Tarefa a:
Organize como uma lista JSON de strings as linhas de dados, uma string para cada linha e sem as linhas em branco. Vá do começo das linhas de dados até a linha que contém "calendar-cell: 11 Sunrise: 6:12", incluindo as duas pontas.

Texto de origem:

Ruy Castro
Em 1873, num
quarto de hotel em Bruxelas, Paul Verlaine, 29 anos, atirou em Arthur Rimbaud,
19. O tiro acertou Rimbaud no pulso e de raspão, mas, por causa disso, Verlaine
pegou dois anos de prisão, o romance entre os poetas teve fim e Rimbaud
escreveu "Une Saison en Enfer". Valeu. O revólver, um Lefaucheux 7mm,
de cabo de madeira, foi devolvido à loja onde Verlaine o comprara e lá ficou
até seu atual proprietário perceber a preciosidade que tinha no cofre. Acaba de
ser arrematado por um colecionador num leilão da Christie's, de Paris, por 435
mil euros (R$ 1,56 milhão).
Pergunto-me que fim terá levado a
espingarda com que Castro Alves se feriu no pé durante uma caçada nas matas do
Braz, em São Paulo, em 1868, o que contribuiria para sua morte em 1871. O.38
com que, em legítima defesa, o cadete Dilermando de Assis matou Euclydes da
Cunha, no Rio, em 1909. A faca com que Manso de Paiva apunhalou mortalmente o
senador Pinheiro Machado, também no Rio, em 1915. Ou a gravata com que Alberto
Santos-Dumont se enforcou em Guarujá, em 1932.
Lá fora, eles são cuidadosos.

Tarefa b:
Copie do texto sobre o revólver de Verlaine, sem mudar nada, o trecho que começa em "Pergunto-me que fim" e vai até "Guarujá, em 1932.".

Dados da tarefa:
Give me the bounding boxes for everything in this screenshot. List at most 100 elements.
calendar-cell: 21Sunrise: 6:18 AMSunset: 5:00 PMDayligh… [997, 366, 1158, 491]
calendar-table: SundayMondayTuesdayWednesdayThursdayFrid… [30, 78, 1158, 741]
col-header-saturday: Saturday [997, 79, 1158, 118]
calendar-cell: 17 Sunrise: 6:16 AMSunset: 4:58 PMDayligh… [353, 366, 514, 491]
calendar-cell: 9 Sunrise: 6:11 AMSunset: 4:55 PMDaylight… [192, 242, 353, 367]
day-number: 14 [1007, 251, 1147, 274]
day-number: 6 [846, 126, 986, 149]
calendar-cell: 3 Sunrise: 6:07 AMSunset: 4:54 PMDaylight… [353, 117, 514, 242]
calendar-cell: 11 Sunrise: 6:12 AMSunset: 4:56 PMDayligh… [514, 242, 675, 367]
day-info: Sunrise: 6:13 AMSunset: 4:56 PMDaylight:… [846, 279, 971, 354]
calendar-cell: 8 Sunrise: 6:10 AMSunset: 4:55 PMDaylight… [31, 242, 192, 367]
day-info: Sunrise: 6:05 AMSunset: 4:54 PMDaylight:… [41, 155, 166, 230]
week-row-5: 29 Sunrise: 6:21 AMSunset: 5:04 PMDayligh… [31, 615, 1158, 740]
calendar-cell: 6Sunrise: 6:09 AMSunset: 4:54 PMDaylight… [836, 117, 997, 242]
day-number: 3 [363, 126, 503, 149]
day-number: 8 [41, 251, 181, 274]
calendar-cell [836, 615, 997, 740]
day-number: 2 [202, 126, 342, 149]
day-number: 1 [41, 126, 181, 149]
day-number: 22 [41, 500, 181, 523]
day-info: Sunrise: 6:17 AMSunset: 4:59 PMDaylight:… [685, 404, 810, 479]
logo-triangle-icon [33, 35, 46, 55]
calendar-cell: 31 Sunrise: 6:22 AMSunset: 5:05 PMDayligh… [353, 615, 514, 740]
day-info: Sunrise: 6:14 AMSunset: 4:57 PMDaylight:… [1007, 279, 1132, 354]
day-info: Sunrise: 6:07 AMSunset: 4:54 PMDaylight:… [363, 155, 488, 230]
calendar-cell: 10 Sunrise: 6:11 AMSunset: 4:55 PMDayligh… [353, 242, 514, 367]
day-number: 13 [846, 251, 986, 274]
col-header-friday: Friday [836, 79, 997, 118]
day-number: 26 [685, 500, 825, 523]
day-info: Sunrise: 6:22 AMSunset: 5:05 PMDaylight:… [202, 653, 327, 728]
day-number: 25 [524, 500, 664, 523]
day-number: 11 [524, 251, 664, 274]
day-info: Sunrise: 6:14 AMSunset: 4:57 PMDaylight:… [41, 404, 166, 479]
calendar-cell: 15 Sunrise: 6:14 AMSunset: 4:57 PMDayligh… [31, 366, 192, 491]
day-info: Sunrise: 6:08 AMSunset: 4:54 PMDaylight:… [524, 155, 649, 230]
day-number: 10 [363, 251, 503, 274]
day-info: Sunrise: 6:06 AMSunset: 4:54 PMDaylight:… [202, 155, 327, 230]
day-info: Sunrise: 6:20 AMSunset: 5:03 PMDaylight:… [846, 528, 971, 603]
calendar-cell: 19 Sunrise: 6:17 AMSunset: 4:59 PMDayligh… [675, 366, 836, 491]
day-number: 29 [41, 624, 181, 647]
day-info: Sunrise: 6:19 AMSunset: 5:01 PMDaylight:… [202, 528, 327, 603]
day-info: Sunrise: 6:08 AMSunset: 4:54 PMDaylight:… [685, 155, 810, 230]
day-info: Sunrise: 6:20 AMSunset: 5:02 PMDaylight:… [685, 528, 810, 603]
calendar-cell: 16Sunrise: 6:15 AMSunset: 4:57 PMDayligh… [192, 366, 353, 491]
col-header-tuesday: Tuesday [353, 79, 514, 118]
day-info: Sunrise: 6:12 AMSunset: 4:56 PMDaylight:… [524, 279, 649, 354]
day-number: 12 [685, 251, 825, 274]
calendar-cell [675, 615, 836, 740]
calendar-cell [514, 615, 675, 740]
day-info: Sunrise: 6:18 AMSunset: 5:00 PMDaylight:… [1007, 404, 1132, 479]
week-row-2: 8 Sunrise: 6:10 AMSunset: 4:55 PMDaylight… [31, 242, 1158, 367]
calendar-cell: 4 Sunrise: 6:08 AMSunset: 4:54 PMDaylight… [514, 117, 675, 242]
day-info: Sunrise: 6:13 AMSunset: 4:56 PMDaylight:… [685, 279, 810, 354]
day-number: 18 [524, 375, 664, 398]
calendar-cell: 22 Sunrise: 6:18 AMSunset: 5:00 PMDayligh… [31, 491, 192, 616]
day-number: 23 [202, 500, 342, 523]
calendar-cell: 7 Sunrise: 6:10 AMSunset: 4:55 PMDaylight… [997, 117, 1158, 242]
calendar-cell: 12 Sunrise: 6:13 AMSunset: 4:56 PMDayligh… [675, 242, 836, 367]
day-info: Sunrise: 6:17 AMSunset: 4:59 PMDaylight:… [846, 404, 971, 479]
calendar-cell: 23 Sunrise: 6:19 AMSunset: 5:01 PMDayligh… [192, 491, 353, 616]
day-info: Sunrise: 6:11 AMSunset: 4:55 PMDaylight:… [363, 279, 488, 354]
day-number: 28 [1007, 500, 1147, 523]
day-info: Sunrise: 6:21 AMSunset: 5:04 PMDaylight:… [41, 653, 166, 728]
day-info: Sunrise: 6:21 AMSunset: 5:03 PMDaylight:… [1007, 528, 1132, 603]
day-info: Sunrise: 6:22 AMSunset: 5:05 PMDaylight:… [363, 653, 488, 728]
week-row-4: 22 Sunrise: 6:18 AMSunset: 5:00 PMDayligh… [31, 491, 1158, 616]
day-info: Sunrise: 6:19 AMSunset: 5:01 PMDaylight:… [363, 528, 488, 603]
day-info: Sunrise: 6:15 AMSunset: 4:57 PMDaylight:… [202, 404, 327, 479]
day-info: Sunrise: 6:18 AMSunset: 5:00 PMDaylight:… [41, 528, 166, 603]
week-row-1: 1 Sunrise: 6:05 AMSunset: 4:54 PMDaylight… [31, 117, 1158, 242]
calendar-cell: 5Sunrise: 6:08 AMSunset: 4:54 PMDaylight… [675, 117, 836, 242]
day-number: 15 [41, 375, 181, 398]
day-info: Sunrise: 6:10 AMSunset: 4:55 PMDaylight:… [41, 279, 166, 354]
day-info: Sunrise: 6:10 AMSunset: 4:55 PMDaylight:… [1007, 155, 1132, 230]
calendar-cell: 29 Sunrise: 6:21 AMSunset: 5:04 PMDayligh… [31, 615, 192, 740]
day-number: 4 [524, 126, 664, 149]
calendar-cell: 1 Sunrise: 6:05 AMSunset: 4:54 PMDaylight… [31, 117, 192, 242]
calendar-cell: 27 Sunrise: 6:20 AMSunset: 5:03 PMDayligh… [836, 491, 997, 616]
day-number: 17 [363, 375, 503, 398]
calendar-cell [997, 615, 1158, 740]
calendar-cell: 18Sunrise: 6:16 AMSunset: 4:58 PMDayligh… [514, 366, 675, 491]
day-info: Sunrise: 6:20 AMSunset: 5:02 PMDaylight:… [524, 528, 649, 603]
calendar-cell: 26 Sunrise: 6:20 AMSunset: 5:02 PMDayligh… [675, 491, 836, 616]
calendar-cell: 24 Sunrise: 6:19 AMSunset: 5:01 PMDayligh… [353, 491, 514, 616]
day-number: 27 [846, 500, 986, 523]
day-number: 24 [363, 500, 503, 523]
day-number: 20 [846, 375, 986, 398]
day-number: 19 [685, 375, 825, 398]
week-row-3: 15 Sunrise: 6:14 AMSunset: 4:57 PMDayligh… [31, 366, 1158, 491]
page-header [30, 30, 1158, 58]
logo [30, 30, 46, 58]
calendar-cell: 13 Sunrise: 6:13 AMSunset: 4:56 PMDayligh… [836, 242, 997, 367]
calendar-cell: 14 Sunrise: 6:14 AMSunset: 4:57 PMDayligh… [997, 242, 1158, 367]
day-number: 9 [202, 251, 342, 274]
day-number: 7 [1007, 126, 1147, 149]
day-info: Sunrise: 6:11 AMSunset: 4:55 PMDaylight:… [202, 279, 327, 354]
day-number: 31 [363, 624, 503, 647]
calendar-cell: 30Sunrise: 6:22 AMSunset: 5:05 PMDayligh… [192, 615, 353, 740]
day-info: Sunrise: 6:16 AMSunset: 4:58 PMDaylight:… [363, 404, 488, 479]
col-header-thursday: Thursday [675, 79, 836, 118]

Resposta a:
[
  "Give me the bounding boxes for everything in this screenshot. List at most 100 elements.",
  "calendar-cell: 21Sunrise: 6:18 AMSunset: 5:00 PMDayligh… [997, 366, 1158, 491]",
  "calendar-table: SundayMondayTuesdayWednesdayThursdayFrid… [30, 78, 1158, 741]",
  "col-header-saturday: Saturday [997, 79, 1158, 118]",
  "calendar-cell: 17 Sunrise: 6:16 AMSunset: 4:58 PMDayligh… [353, 366, 514, 491]",
  "calendar-cell: 9 Sunrise: 6:11 AMSunset: 4:55 PMDaylight… [192, 242, 353, 367]",
  "day-number: 14 [1007, 251, 1147, 274]",
  "day-number: 6 [846, 126, 986, 149]",
  "calendar-cell: 3 Sunrise: 6:07 AMSunset: 4:54 PMDaylight… [353, 117, 514, 242]",
  "calendar-cell: 11 Sunrise: 6:12 AMSunset: 4:56 PMDayligh… [514, 242, 675, 367]"
]

Resposta b:
Pergunto-me que fim terá levado a
espingarda com que Castro Alves se feriu no pé durante uma caçada nas matas do
Braz, em São Paulo, em 1868, o que contribuiria para sua morte em 1871. O.38
com que, em legítima defesa, o cadete Dilermando de Assis matou Euclydes da
Cunha, no Rio, em 1909. A faca com que Manso de Paiva apunhalou mortalmente o
senador Pinheiro Machado, também no Rio, em 1915. Ou a gravata com que Alberto
Santos-Dumont se enforcou em Guarujá, em 1932.